━━ KUTIPAN ━━

Kegelisahan tentang tema ini diaduknya dengan rasionalitas yang memungkinkan
memproduksi sintesis pemikiran, tentu saja, lewat pendekatan estetik. Dalam
penampakan visual karya-karya Made Toris relatif tidak terlalu “berteriak”
secara frontal, namun dengan modus penyampaian yang cukup kritis namun eufemistik
ala Timur dengan tetap konsisten menampilkan ironi yang dirasa efektif.
Maka berseraklah
idiom-idiom visual yang dipinjam untuk memberi penekanan pada “target ironi”
yang diinginkannya. Idiom tersebut relatif sudah populer dalam kerangka
pemahaman publik sehingga dimungkinkan gampang untuk diserap.
Idiom Visual
Pada belasan karya
Toris, nyaris semuanya “dikunci” dengan satu idiom visual penting yang muncul
pada tiap bentang kanvas, yakni citra tubuh perempuan tanpa busana dengan
gestur tubuh yang dinamis, terutama pada bagian tungkai. Di ujung bawah
tubuh-tubuh itu, di telapak kaki, sosok perempuan tersebut nyaris selalu
mengenakan sepatu hak tinggi (high heel).
Satu-dua ujung bawah tungkai itu mengenakan sepatu boot yang masih tetap memperlihatkan sisi keperempuanan sang
pemakainya. Sementara pada bagian kepala, sebagian besar divisualisasikan samar
atau teraduk dengan cecitraan lain seperti pusaran angin yang terbentuk dari
beragam warna. Atau pemunculan citra kepala satwa, terutama harimau, yang
relatif cukup dominan. Sementara pada beberapa karya lain dikemukakan juga
citra-citra simbolik yang menunjukkan benda-benda konsumsi perempuan seperti
parfum, lipstik, juga sepatu high heel mewah.
Karya-karya Toris ini,
yang bisa saya tangkap, seperti hendak mengemukakan dua hal penting, yakni: pertama, Toris mencoba mempertontonkan
upaya perempuan untuk mereduksi praktik dominasi laki-laki terhadap perempuan
dengan menjadikan sosok perempuan tampil sebagai subyek. Kedua, berseberangan dengan hal pertama, upaya perempuan untuk meraih
kesetaraan gender berikut hak-haknya tidak sedikit didasari oleh hal-hal yang ironis,
seperti mengeksploitasi tubuh sebagai sebuah kekuatan dan dijadikan sebagai
sumber praktik kuasa.

━━━

* SELESAIKAN TUGAS BERIKUT:
(1) Tulis ulang kutipan tentang karya Made Toris dari "Maka berseraklah" turun sampai "tinggi (high heel).", dan ganti "kanvas" dengan "kain lukis".
(2) Ubah semua baris catatan dari baris yang memuat "surah-label: سورة الكوثر/١٥" turun sampai baris yang memuat "paragraph-mushrikun: [70, 404, 682, 565]", termasuk kedua baris itu, menjadi daftar JSON berisi string, satu string untuk setiap baris. Lewati baris kosong.
Kutipan ini dan catatan sesudahnya adalah dua bahan yang berdiri sendiri.

━━ ENTRI DATA ━━

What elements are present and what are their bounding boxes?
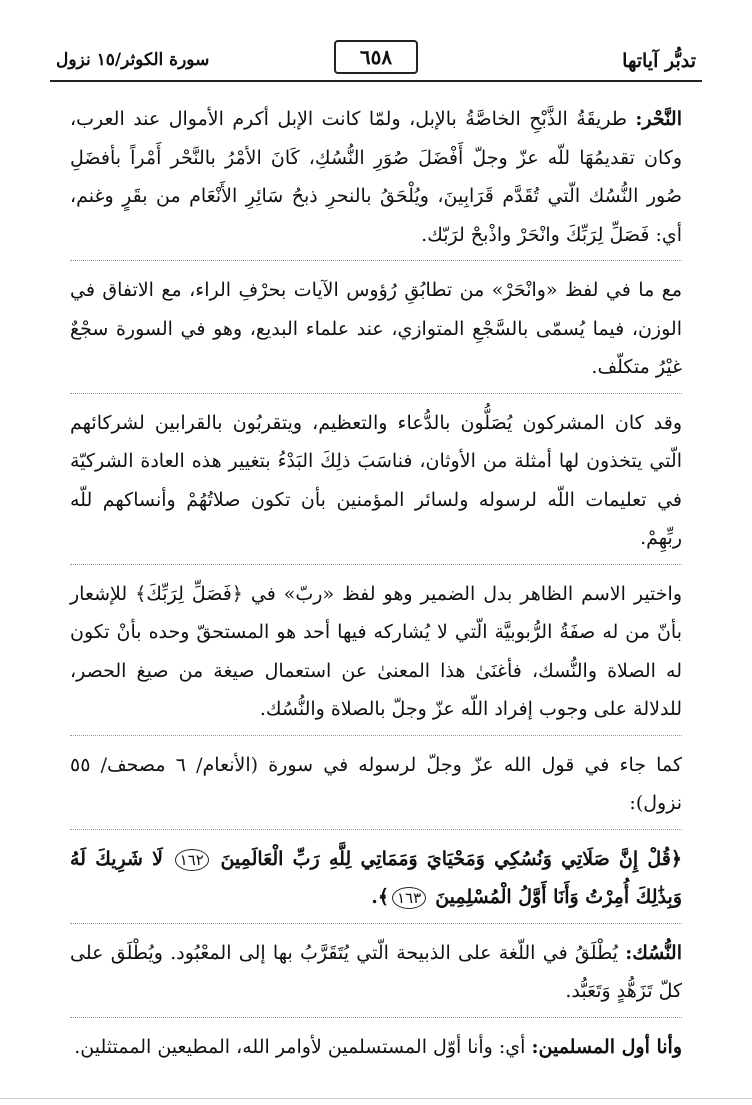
surah-label: سورة الكوثر/١٥ نزول: [56, 50, 210, 70]
paragraph-text: وقد كان المشركون يُصَلُّون بالدُّعاء والتعظيم، ويتقربُون بالقرابين لشركائهم الّتي يتخذون لها أمثلة من الأوثان، فناسَبَ ذلِكَ البَدْءُ بتغيير هذه العادة الشركيّة في تعليمات اللّه لرسوله ولسائر المؤمنين بأن تكون صلاتُهُمْ وأنساكهم للّه ربِّهِمْ.: [70, 411, 682, 549]
book-title: تدبُّر آياتها: [622, 50, 696, 72]
paragraph-anam: [70, 746, 682, 830]
term-label: النُّسُك:: [625, 941, 682, 964]
paragraph-text: أي: وأنا أوّل المستسلمين لأوامر الله، المطيعين الممتثلين.: [74, 1035, 532, 1058]
paragraph-nahr: [70, 100, 682, 261]
quran-text-2: لَا شَرِيكَ لَهُ وَبِذَٰلِكَ أُمِرْتُ وَأَنَا أَوَّلُ الْمُسْلِمِينَ: [70, 847, 682, 908]
page-header: [50, 36, 702, 82]
quran-text-1: ﴿قُلْ إِنَّ صَلَاتِي وَنُسُكِي وَمَحْيَايَ وَمَمَاتِي لِلَّهِ رَبِّ الْعَالَمِينَ: [220, 847, 682, 870]
paragraph-text: واختير الاسم الظاهر بدل الضمير وهو لفظ «ربّ» في ﴿فَصَلِّ لِرَبِّكَ﴾ للإشعار بأنّ من له صفَةُ الرُّبوبيَّة الّتي لا يُشاركه فيها أحد هو المستحقّ وحده بأنْ تكون له الصلاة والنُّسك، فأغنَىٰ هذا المعنىٰ عن استعمال صيغة من صيغ الحصر، للدلالة على وجوب إفراد اللّه عزّ وجلّ بالصلاة والنُّسُك.: [70, 582, 682, 720]
paragraph-mushrikun: [70, 404, 682, 565]
paragraph-text: طريقَةُ الذَّبْحِ الخاصَّةُ بالإبل، ولمّا كانت الإبل أكرم الأموال عند العرب، وكان تقديمُهَا للّه عزّ وجلّ أَفْضَلَ صُوَرِ النُّسُكِ، كَانَ الأمْرُ بالنَّحْر أَمْراً بأفضَلِ صُور النُّسُك الّتي تُقَدَّم قَرَابِينَ، ويُلْحَقُ بالنحرِ ذبحُ سَائِرِ الأَنْعَام من بقَرٍ وغنم، أي: فَصَلِّ لِرَبِّكَ وانْحَرْ واذْبحْ لرَبّك.: [70, 108, 682, 246]
term-label: وأنا أول المسلمين:: [531, 1035, 682, 1058]
paragraph-muslimin: [70, 1028, 682, 1073]
paragraph-text: مع ما في لفظ «وانْحَرْ» من تطابُقِ رُؤوس الآيات بحرْفِ الراء، مع الاتفاق في الوزن، فيما يُسمّى بالسَّجْعِ المتوازي، عند علماء البديع، وهو في السورة سجْعٌ غيْرُ متكلّف.: [70, 279, 682, 378]
page-number: ٦٥٨: [334, 40, 418, 74]
ayah-number-marker: ١٦٣: [392, 887, 426, 909]
paragraph-saj: [70, 271, 682, 394]
paragraph-text: يُطْلَقُ في اللّغة على الذبيحة الّتي يُتَقَرَّبُ بها إلى المعْبُود. ويُطْلَق على كلّ تَزَهُّدٍ وَتَعَبُّد.: [70, 941, 682, 1002]
term-label: النَّحْر:: [635, 108, 682, 130]
quran-verse: [70, 840, 682, 924]
paragraph-text: كما جاء في قول الله عزّ وجلّ لرسوله في سورة (الأنعام/ ٦ مصحف/ ٥٥ نزول):: [70, 753, 682, 814]
page-bottom-rule: [0, 1097, 752, 1099]
paragraph-nusuk: [70, 934, 682, 1018]
page-content: [70, 100, 682, 1082]
ayah-number-marker: ١٦٢: [175, 849, 209, 871]
quran-close: ﴾.: [371, 886, 389, 908]
paragraph-rabb: [70, 575, 682, 736]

━━━

* JAWABAN TIAP TUGAS:
(1)
Maka berseraklah
idiom-idiom visual yang dipinjam untuk memberi penekanan pada “target ironi”
yang diinginkannya. Idiom tersebut relatif sudah populer dalam kerangka
pemahaman publik sehingga dimungkinkan gampang untuk diserap.
Idiom Visual
Pada belasan karya
Toris, nyaris semuanya “dikunci” dengan satu idiom visual penting yang muncul
pada tiap bentang kain lukis, yakni citra tubuh perempuan tanpa busana dengan
gestur tubuh yang dinamis, terutama pada bagian tungkai. Di ujung bawah
tubuh-tubuh itu, di telapak kaki, sosok perempuan tersebut nyaris selalu
mengenakan sepatu hak tinggi (high heel).

(2)
[
  "surah-label: سورة الكوثر/١٥ نزول: [56, 50, 210, 70]",
  "paragraph-text: وقد كان المشركون يُصَلُّون بالدُّعاء والتعظيم، ويتقربُون بالقرابين لشركائهم الّتي يتخذون لها أمثلة من الأوثان، فناسَبَ ذلِكَ البَدْءُ بتغيير هذه العادة الشركيّة في تعليمات اللّه لرسوله ولسائر المؤمنين بأن تكون صلاتُهُمْ وأنساكهم للّه ربِّهِمْ.: [70, 411, 682, 549]",
  "book-title: تدبُّر آياتها: [622, 50, 696, 72]",
  "paragraph-anam: [70, 746, 682, 830]",
  "term-label: النُّسُك:: [625, 941, 682, 964]",
  "paragraph-text: أي: وأنا أوّل المستسلمين لأوامر الله، المطيعين الممتثلين.: [74, 1035, 532, 1058]",
  "paragraph-nahr: [70, 100, 682, 261]",
  "quran-text-2: لَا شَرِيكَ لَهُ وَبِذَٰلِكَ أُمِرْتُ وَأَنَا أَوَّلُ الْمُسْلِمِينَ: [70, 847, 682, 908]",
  "page-header: [50, 36, 702, 82]",
  "quran-text-1: ﴿قُلْ إِنَّ صَلَاتِي وَنُسُكِي وَمَحْيَايَ وَمَمَاتِي لِلَّهِ رَبِّ الْعَالَمِينَ: [220, 847, 682, 870]",
  "paragraph-text: واختير الاسم الظاهر بدل الضمير وهو لفظ «ربّ» في ﴿فَصَلِّ لِرَبِّكَ﴾ للإشعار بأنّ من له صفَةُ الرُّبوبيَّة الّتي لا يُشاركه فيها أحد هو المستحقّ وحده بأنْ تكون له الصلاة والنُّسك، فأغنَىٰ هذا المعنىٰ عن استعمال صيغة من صيغ الحصر، للدلالة على وجوب إفراد اللّه عزّ وجلّ بالصلاة والنُّسُك.: [70, 582, 682, 720]",
  "paragraph-mushrikun: [70, 404, 682, 565]"
]